Direction: Copy every line of the entries below word for word, leaving out the pictures.

Start of Supplied records

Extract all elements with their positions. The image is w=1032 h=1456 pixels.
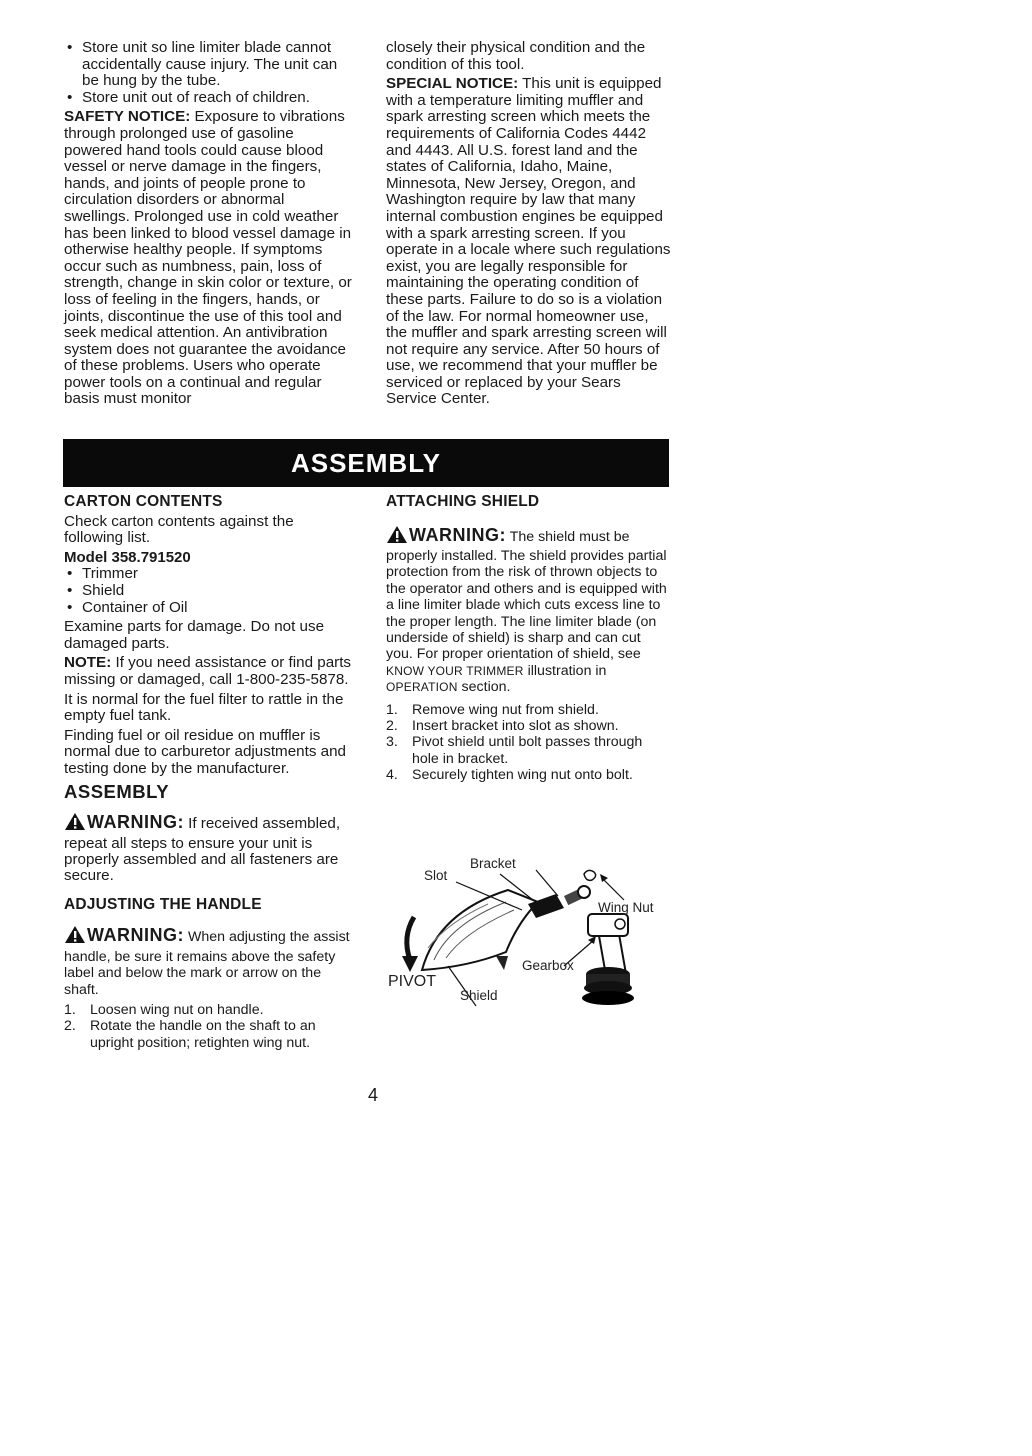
- list-item: • Store unit so line limiter blade cannot accidentally cause injury. The unit can be hung by the tube.: [64, 40, 354, 90]
- note-label: NOTE:: [64, 654, 112, 672]
- assembly-heading: ASSEMBLY: [64, 780, 170, 802]
- special-notice-label: SPECIAL NOTICE:: [386, 75, 519, 93]
- attaching-shield-heading: ATTACHING SHIELD: [386, 493, 540, 510]
- shield-label: Shield: [460, 988, 498, 1003]
- operation-ref: OPERATION: [386, 680, 458, 695]
- safety-notice-label: SAFETY NOTICE:: [64, 108, 191, 126]
- special-notice-text: This unit is equipped with a temperature limiting muffler and spark arresting screen which meets the requirements of California Codes 4442 and 4443. All U.S. forest land and the states of California, Idaho, Maine, Minnesota, New Jersey, Oregon, and Washington require by law that many internal combustion engines be equipped with a spark arresting screen. If you operate in a locale where such regulations exist, you are legally responsible for maintaining the operating condition of these parts. Failure to do so is a violation of the law. For normal homeowner use, the muffler and spark arresting screen will not require any service. After 50 hours of use, we recommend that your muffler be serviced or replaced by your Sears Service Center.: [386, 75, 671, 408]
- fuel-filter-text: It is normal for the fuel filter to rattle in the empty fuel tank.: [64, 690, 344, 725]
- continuation-text: closely their physical condition and the condition of this tool.: [386, 39, 646, 73]
- shield-warning: [386, 525, 671, 696]
- warning-word: WARNING:: [87, 812, 184, 833]
- safety-notice-paragraph: [64, 109, 354, 408]
- step-number: 2.: [386, 718, 398, 735]
- list-item: [386, 767, 671, 783]
- page-number: 4: [368, 1085, 379, 1105]
- adjusting-handle-heading: ADJUSTING THE HANDLE: [64, 895, 262, 913]
- shield-shape: [422, 890, 538, 970]
- bottom-right-column: [386, 494, 671, 784]
- warning-word: WARNING:: [87, 925, 184, 946]
- step-text: Insert bracket into slot as shown.: [412, 718, 619, 735]
- know-your-trimmer-ref: KNOW YOUR TRIMMER: [386, 663, 524, 678]
- shield-steps: [386, 702, 671, 784]
- shield-warning-text: The shield must be properly installed. The shield provides partial protection from the risk of thrown objects to the operator and others and is equipped with a line limiter blade which cuts excess line to the proper length. The line limiter blade (on underside of shield) is sharp and can cut you. For proper orientation of shield, see: [386, 528, 667, 663]
- assembly-warning-text: If received assembled, repeat all steps to ensure your unit is properly assembled and all fasteners are secure.: [64, 815, 341, 885]
- list-item: [64, 1002, 354, 1018]
- warning-triangle-icon: [386, 525, 408, 548]
- safety-notice-text: Exposure to vibrations through prolonged use of gasoline powered hand tools could cause blood vessel or nerve damage in the fingers, hands, and joints of people prone to circulation disorders or abnormal swellings. Prolonged use in cold weather has been linked to blood vessel damage in otherwise healthy people. If symptoms occur such as numbness, pain, loss of strength, change in skin color or texture, or loss of feeling in the fingers, hands, or joints, discontinue the use of this tool and seek medical attention. An antivibration system does not guarantee the avoidance of these problems. Users who operate power tools on a continual and regular basis must monitor: [64, 108, 352, 408]
- carton-contents-heading: CARTON CONTENTS: [64, 493, 223, 510]
- ref-middle: illustration in: [527, 662, 607, 679]
- warning-word: WARNING:: [409, 524, 506, 545]
- step-number: 4.: [386, 767, 398, 784]
- step-number: 3.: [386, 734, 398, 751]
- top-right-column: [386, 40, 671, 411]
- gearbox-label: Gearbox: [522, 958, 574, 973]
- storage-bullets: [64, 40, 354, 106]
- wing-nut-label: Wing Nut: [598, 900, 654, 915]
- banner-title: ASSEMBLY: [290, 447, 442, 478]
- handle-warning-text: When adjusting the assist handle, be sure it remains above the safety label and below the mark or arrow on the shaft.: [64, 929, 350, 998]
- assembly-warning: [64, 812, 354, 885]
- list-item: • Shield: [64, 583, 354, 600]
- bottom-left-column: [64, 494, 354, 1051]
- step-text: Securely tighten wing nut onto bolt.: [412, 767, 633, 784]
- special-notice-paragraph: [386, 76, 671, 408]
- pivot-label: PIVOT: [388, 973, 437, 990]
- bracket-shape: [528, 894, 564, 918]
- handle-steps: [64, 1002, 354, 1051]
- list-item: • Store unit out of reach of children.: [64, 90, 354, 107]
- list-item: [386, 734, 671, 767]
- shield-illustration: [388, 852, 668, 1022]
- pivot-arrow-icon: [407, 917, 414, 960]
- slot-label: Slot: [424, 868, 448, 883]
- step-text: Loosen wing nut on handle.: [90, 1001, 264, 1018]
- step-text: Rotate the handle on the shaft to an upright position; retighten wing nut.: [90, 1018, 316, 1051]
- warning-triangle-icon: [64, 925, 86, 948]
- handle-warning: [64, 925, 354, 998]
- fuel-residue-text: Finding fuel or oil residue on muffler is normal due to carburetor adjustments and testing done by the manufacturer.: [64, 726, 346, 777]
- list-item: [386, 702, 671, 718]
- shield-assembly-diagram: [388, 852, 668, 1022]
- list-item: [386, 718, 671, 734]
- step-text: Remove wing nut from shield.: [412, 701, 599, 718]
- note-text: If you need assistance or find parts missing or damaged, call 1-800-235-5878.: [64, 654, 352, 688]
- warning-triangle-icon: [64, 812, 86, 835]
- wing-nut-shape: [584, 870, 596, 880]
- bracket-label: Bracket: [470, 856, 516, 871]
- examine-text: Examine parts for damage. Do not use damaged parts.: [64, 618, 325, 652]
- list-item: • Container of Oil: [64, 600, 354, 617]
- step-number: 2.: [64, 1018, 76, 1035]
- step-number: 1.: [386, 701, 398, 718]
- model-number: Model 358.791520: [64, 548, 191, 566]
- note-paragraph: [64, 655, 354, 688]
- step-number: 1.: [64, 1001, 76, 1018]
- top-left-column: [64, 40, 354, 411]
- assembly-banner: [63, 439, 669, 487]
- carton-intro: Check carton contents against the following list.: [64, 512, 294, 547]
- step-text: Pivot shield until bolt passes through hole in bracket.: [412, 734, 643, 767]
- list-item: • Trimmer: [64, 566, 354, 583]
- carton-items: [64, 566, 354, 616]
- list-item: [64, 1018, 354, 1051]
- ref-end: section.: [461, 679, 511, 696]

End of Supplied records

Correct answer:
Extract all elements with their positions. The image is w=1032 h=1456 pixels.
- list-item: • Store unit so line limiter blade cannot accidentally cause injury. The unit can be hung by the tube.: [64, 40, 354, 90]
- note-label: NOTE:: [64, 654, 112, 672]
- assembly-heading: ASSEMBLY: [64, 780, 170, 802]
- special-notice-label: SPECIAL NOTICE:: [386, 75, 519, 93]
- attaching-shield-heading: ATTACHING SHIELD: [386, 493, 540, 510]
- shield-label: Shield: [460, 988, 498, 1003]
- operation-ref: OPERATION: [386, 680, 458, 695]
- safety-notice-label: SAFETY NOTICE:: [64, 108, 191, 126]
- special-notice-text: This unit is equipped with a temperature limiting muffler and spark arresting screen which meets the requirements of California Codes 4442 and 4443. All U.S. forest land and the states of California, Idaho, Maine, Minnesota, New Jersey, Oregon, and Washington require by law that many internal combustion engines be equipped with a spark arresting screen. If you operate in a locale where such regulations exist, you are legally responsible for maintaining the operating condition of these parts. Failure to do so is a violation of the law. For normal homeowner use, the muffler and spark arresting screen will not require any service. After 50 hours of use, we recommend that your muffler be serviced or replaced by your Sears Service Center.: [386, 75, 671, 408]
- fuel-filter-text: It is normal for the fuel filter to rattle in the empty fuel tank.: [64, 690, 344, 725]
- continuation-text: closely their physical condition and the condition of this tool.: [386, 39, 646, 73]
- shield-warning: [386, 525, 671, 696]
- warning-word: WARNING:: [87, 812, 184, 833]
- safety-notice-paragraph: [64, 109, 354, 408]
- step-number: 2.: [386, 718, 398, 735]
- list-item: [386, 767, 671, 783]
- page-number: 4: [368, 1085, 379, 1105]
- adjusting-handle-heading: ADJUSTING THE HANDLE: [64, 895, 262, 913]
- shield-shape: [422, 890, 538, 970]
- bottom-right-column: [386, 494, 671, 784]
- warning-word: WARNING:: [87, 925, 184, 946]
- step-text: Insert bracket into slot as shown.: [412, 718, 619, 735]
- know-your-trimmer-ref: KNOW YOUR TRIMMER: [386, 663, 524, 678]
- shield-steps: [386, 702, 671, 784]
- shield-warning-text: The shield must be properly installed. The shield provides partial protection from the risk of thrown objects to the operator and others and is equipped with a line limiter blade which cuts excess line to the proper length. The line limiter blade (on underside of shield) is sharp and can cut you. For proper orientation of shield, see: [386, 528, 667, 663]
- assembly-warning-text: If received assembled, repeat all steps to ensure your unit is properly assembled and all fasteners are secure.: [64, 815, 341, 885]
- list-item: [64, 1002, 354, 1018]
- warning-triangle-icon: [386, 525, 408, 548]
- safety-notice-text: Exposure to vibrations through prolonged use of gasoline powered hand tools could cause blood vessel or nerve damage in the fingers, hands, and joints of people prone to circulation disorders or abnormal swellings. Prolonged use in cold weather has been linked to blood vessel damage in otherwise healthy people. If symptoms occur such as numbness, pain, loss of strength, change in skin color or texture, or loss of feeling in the fingers, hands, or joints, discontinue the use of this tool and seek medical attention. An antivibration system does not guarantee the avoidance of these problems. Users who operate power tools on a continual and regular basis must monitor: [64, 108, 352, 408]
- carton-contents-heading: CARTON CONTENTS: [64, 493, 223, 510]
- ref-middle: illustration in: [527, 662, 607, 679]
- warning-word: WARNING:: [409, 524, 506, 545]
- step-number: 4.: [386, 767, 398, 784]
- step-number: 3.: [386, 734, 398, 751]
- top-right-column: [386, 40, 671, 411]
- gearbox-label: Gearbox: [522, 958, 574, 973]
- storage-bullets: [64, 40, 354, 106]
- wing-nut-label: Wing Nut: [598, 900, 654, 915]
- banner-title: ASSEMBLY: [290, 447, 442, 478]
- handle-warning-text: When adjusting the assist handle, be sure it remains above the safety label and below the mark or arrow on the shaft.: [64, 929, 350, 998]
- assembly-warning: [64, 812, 354, 885]
- list-item: • Shield: [64, 583, 354, 600]
- bottom-left-column: [64, 494, 354, 1051]
- step-text: Securely tighten wing nut onto bolt.: [412, 767, 633, 784]
- special-notice-paragraph: [386, 76, 671, 408]
- pivot-label: PIVOT: [388, 973, 437, 990]
- bracket-shape: [528, 894, 564, 918]
- handle-steps: [64, 1002, 354, 1051]
- list-item: • Store unit out of reach of children.: [64, 90, 354, 107]
- list-item: [386, 734, 671, 767]
- shield-illustration: [388, 852, 668, 1022]
- pivot-arrow-icon: [407, 917, 414, 960]
- slot-label: Slot: [424, 868, 448, 883]
- step-text: Loosen wing nut on handle.: [90, 1001, 264, 1018]
- step-text: Rotate the handle on the shaft to an upright position; retighten wing nut.: [90, 1018, 316, 1051]
- warning-triangle-icon: [64, 925, 86, 948]
- handle-warning: [64, 925, 354, 998]
- fuel-residue-text: Finding fuel or oil residue on muffler is normal due to carburetor adjustments and testing done by the manufacturer.: [64, 726, 346, 777]
- list-item: [386, 702, 671, 718]
- shield-assembly-diagram: [388, 852, 668, 1022]
- list-item: [386, 718, 671, 734]
- step-text: Remove wing nut from shield.: [412, 701, 599, 718]
- note-text: If you need assistance or find parts missing or damaged, call 1-800-235-5878.: [64, 654, 352, 688]
- warning-triangle-icon: [64, 812, 86, 835]
- wing-nut-shape: [584, 870, 596, 880]
- bracket-label: Bracket: [470, 856, 516, 871]
- examine-text: Examine parts for damage. Do not use damaged parts.: [64, 618, 325, 652]
- list-item: • Container of Oil: [64, 600, 354, 617]
- step-number: 2.: [64, 1018, 76, 1035]
- step-number: 1.: [386, 701, 398, 718]
- model-number: Model 358.791520: [64, 548, 191, 566]
- note-paragraph: [64, 655, 354, 688]
- step-number: 1.: [64, 1001, 76, 1018]
- top-left-column: [64, 40, 354, 411]
- assembly-banner: [63, 439, 669, 487]
- carton-intro: Check carton contents against the following list.: [64, 512, 294, 547]
- step-text: Pivot shield until bolt passes through hole in bracket.: [412, 734, 643, 767]
- list-item: • Trimmer: [64, 566, 354, 583]
- carton-items: [64, 566, 354, 616]
- list-item: [64, 1018, 354, 1051]
- ref-end: section.: [461, 679, 511, 696]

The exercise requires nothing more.